Input for this task:
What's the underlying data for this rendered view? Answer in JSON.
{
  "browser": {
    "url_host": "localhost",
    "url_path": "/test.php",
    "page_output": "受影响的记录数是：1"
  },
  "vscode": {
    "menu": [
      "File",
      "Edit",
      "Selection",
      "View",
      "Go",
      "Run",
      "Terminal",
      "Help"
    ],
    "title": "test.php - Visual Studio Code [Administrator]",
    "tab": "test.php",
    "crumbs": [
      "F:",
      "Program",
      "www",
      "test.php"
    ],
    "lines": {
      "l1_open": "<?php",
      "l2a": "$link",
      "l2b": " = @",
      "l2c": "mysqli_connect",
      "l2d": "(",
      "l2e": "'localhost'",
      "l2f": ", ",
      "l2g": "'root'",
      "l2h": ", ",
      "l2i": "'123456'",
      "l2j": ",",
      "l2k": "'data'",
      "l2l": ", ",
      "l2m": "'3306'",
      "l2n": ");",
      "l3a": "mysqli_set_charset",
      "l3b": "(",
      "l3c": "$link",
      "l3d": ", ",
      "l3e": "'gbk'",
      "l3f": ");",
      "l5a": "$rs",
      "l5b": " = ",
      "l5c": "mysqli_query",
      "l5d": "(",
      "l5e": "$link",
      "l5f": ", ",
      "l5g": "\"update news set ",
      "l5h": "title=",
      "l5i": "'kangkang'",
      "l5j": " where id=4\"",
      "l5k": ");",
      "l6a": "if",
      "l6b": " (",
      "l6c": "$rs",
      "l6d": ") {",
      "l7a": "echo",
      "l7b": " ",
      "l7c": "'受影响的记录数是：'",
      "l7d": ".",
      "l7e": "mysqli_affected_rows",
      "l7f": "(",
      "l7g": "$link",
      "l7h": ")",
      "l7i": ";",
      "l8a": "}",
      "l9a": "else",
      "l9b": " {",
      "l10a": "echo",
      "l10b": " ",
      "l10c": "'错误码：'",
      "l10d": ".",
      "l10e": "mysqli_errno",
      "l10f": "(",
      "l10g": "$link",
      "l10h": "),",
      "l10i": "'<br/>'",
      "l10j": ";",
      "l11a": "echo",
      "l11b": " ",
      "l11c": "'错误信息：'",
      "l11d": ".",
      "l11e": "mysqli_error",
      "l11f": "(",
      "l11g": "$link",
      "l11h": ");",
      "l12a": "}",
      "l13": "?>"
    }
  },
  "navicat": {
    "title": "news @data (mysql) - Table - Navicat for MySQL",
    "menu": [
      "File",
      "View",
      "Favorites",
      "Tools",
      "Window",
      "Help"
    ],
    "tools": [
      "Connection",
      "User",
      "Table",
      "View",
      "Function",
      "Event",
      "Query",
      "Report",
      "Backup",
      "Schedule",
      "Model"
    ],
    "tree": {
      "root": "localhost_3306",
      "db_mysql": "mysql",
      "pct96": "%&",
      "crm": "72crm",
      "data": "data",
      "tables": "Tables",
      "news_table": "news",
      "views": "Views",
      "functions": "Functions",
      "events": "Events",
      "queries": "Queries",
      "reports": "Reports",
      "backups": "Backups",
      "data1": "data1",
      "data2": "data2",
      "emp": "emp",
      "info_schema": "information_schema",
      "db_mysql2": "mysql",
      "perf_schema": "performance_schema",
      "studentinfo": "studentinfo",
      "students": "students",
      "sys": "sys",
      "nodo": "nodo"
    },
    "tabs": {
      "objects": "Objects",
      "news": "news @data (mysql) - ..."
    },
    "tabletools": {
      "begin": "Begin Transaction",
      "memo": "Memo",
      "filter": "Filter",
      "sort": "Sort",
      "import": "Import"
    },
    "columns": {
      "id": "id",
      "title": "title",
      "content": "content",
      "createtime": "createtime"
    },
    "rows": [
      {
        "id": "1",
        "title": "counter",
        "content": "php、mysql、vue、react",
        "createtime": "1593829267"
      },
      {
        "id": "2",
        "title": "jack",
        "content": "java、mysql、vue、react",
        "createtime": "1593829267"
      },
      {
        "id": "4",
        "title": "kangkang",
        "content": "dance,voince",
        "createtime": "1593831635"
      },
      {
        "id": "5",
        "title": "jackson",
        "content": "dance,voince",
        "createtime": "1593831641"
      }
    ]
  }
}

Description of the task:
Count each line of the entries that holds the word "react", then state the total and nothing more.

Final result:
2